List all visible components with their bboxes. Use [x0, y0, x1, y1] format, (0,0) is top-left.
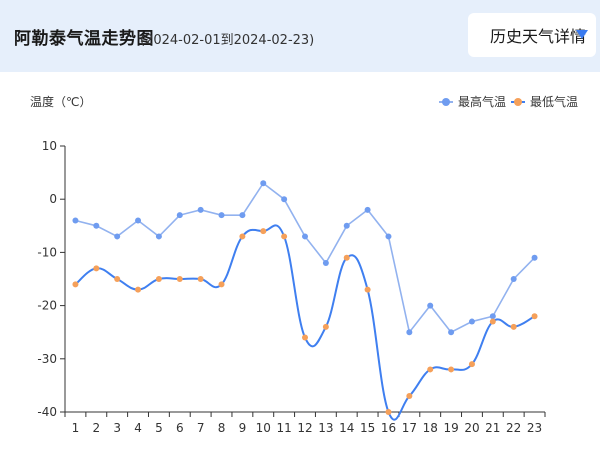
- data-point-low: [531, 313, 538, 320]
- data-point-low: [468, 361, 475, 368]
- y-tick-label: 10: [42, 139, 57, 153]
- header-bar: 阿勒泰气温走势图 (2024-02-01到2024-02-23) 历史天气详情: [0, 0, 600, 72]
- data-point-high: [343, 222, 350, 229]
- data-point-high: [364, 206, 371, 213]
- data-point-high: [322, 260, 329, 267]
- temperature-chart: 10 0 -10 -20 -30 -40 1 2 3 4 5 6 7 8 9 10 11 12 13 14 15 16 17…: [0, 72, 600, 450]
- x-tick-label: 6: [176, 421, 184, 435]
- data-point-high: [531, 254, 538, 261]
- y-axis-label: 温度（℃）: [30, 94, 91, 109]
- data-point-low: [406, 393, 413, 400]
- x-tick-label: 20: [464, 421, 479, 435]
- data-point-high: [239, 212, 246, 219]
- data-point-high: [176, 212, 183, 219]
- history-detail-dropdown[interactable]: 历史天气详情: [468, 13, 596, 57]
- data-point-low: [260, 228, 267, 235]
- x-tick-label: 14: [339, 421, 354, 435]
- data-point-high: [260, 180, 267, 187]
- y-tick-label: -40: [37, 405, 57, 419]
- page-title: 阿勒泰气温走势图: [14, 29, 154, 49]
- x-tick-label: 17: [402, 421, 417, 435]
- series-line-high: [75, 182, 536, 335]
- legend-label: 最低气温: [530, 94, 578, 109]
- data-point-low: [197, 276, 204, 282]
- data-point-high: [197, 206, 204, 213]
- data-point-high: [135, 217, 142, 224]
- data-point-high: [385, 233, 392, 240]
- date-range: (2024-02-01到2024-02-23): [140, 33, 315, 48]
- x-tick-label: 9: [239, 421, 247, 435]
- x-tick-label: 8: [218, 421, 226, 435]
- data-point-high: [93, 222, 100, 229]
- data-point-low: [364, 286, 371, 293]
- y-tick-label: -20: [37, 299, 57, 313]
- data-point-high: [218, 212, 225, 219]
- data-point-high: [406, 329, 413, 336]
- data-point-low: [176, 276, 183, 282]
- data-point-low: [239, 233, 246, 240]
- x-tick-label: 7: [197, 421, 205, 435]
- x-tick-label: 13: [318, 421, 333, 435]
- data-point-low: [135, 286, 142, 293]
- data-point-high: [281, 196, 288, 203]
- x-tick-label: 5: [155, 421, 163, 435]
- data-point-high: [427, 302, 434, 309]
- data-point-high: [468, 318, 475, 325]
- x-tick-label: 4: [134, 421, 142, 435]
- data-point-low: [93, 265, 100, 272]
- data-point-low: [385, 409, 392, 415]
- x-tick-label: 18: [423, 421, 438, 435]
- x-tick-label: 10: [256, 421, 271, 435]
- caret-down-icon: [576, 30, 588, 39]
- x-tick-label: 23: [527, 421, 542, 435]
- x-tick-label: 3: [113, 421, 121, 435]
- x-tick-label: 12: [297, 421, 312, 435]
- legend-marker: [442, 98, 450, 106]
- data-point-low: [281, 233, 288, 240]
- x-tick-label: 22: [506, 421, 521, 435]
- history-detail-label: 历史天气详情: [490, 27, 587, 46]
- data-point-high: [155, 233, 162, 240]
- data-point-low: [155, 276, 162, 282]
- x-tick-label: 2: [92, 421, 100, 435]
- y-tick-label: -10: [37, 245, 57, 259]
- x-tick-label: 19: [443, 421, 458, 435]
- chart-svg: 100-10-20-30-401 2 3 4 5 6 7 8 9 10 11 12 13 14 15 16 17…: [30, 94, 578, 435]
- data-point-low: [448, 366, 455, 373]
- data-point-high: [114, 233, 121, 240]
- series-line-low: [74, 224, 536, 421]
- x-tick-label: 11: [276, 421, 291, 435]
- data-point-low: [427, 366, 434, 373]
- data-point-low: [343, 254, 350, 261]
- x-tick-label: 1: [72, 421, 80, 435]
- data-point-low: [302, 334, 308, 341]
- data-point-low: [72, 281, 79, 288]
- data-point-low: [510, 323, 517, 330]
- data-point-high: [448, 329, 455, 336]
- legend-marker: [514, 98, 522, 106]
- y-tick-label: -30: [37, 352, 57, 366]
- legend-label: 最高气温: [458, 94, 506, 109]
- y-tick-label: 0: [49, 192, 57, 206]
- data-point-high: [489, 313, 496, 320]
- data-point-high: [510, 276, 517, 282]
- x-tick-label: 16: [381, 421, 396, 435]
- data-point-low: [489, 318, 496, 325]
- data-point-low: [218, 281, 225, 288]
- x-tick-label: 21: [485, 421, 500, 435]
- data-point-high: [302, 233, 308, 240]
- data-point-high: [72, 217, 79, 224]
- data-point-low: [322, 323, 329, 330]
- x-tick-label: 15: [360, 421, 375, 435]
- data-point-low: [114, 276, 121, 282]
____________
- _Exercise requirements_:
Update the lines from the one with "- data-point-low: [531, 313, 538, 320]" to the one with "- data-point-high: [531, 254, 538, 261]", changing "y-tick-label" to "y-axis-tick" and keeping everything else the same.

- _Output below_:
- data-point-low: [531, 313, 538, 320]
- data-point-low: [468, 361, 475, 368]
- y-axis-tick: 10: [42, 139, 57, 153]
- header-bar: 阿勒泰气温走势图 (2024-02-01到2024-02-23) 历史天气详情: [0, 0, 600, 72]
- data-point-high: [343, 222, 350, 229]
- data-point-high: [364, 206, 371, 213]
- data-point-high: [322, 260, 329, 267]
- temperature-chart: 10 0 -10 -20 -30 -40 1 2 3 4 5 6 7 8 9 10 11 12 13 14 15 16 17…: [0, 72, 600, 450]
- x-tick-label: 6: [176, 421, 184, 435]
- data-point-high: [531, 254, 538, 261]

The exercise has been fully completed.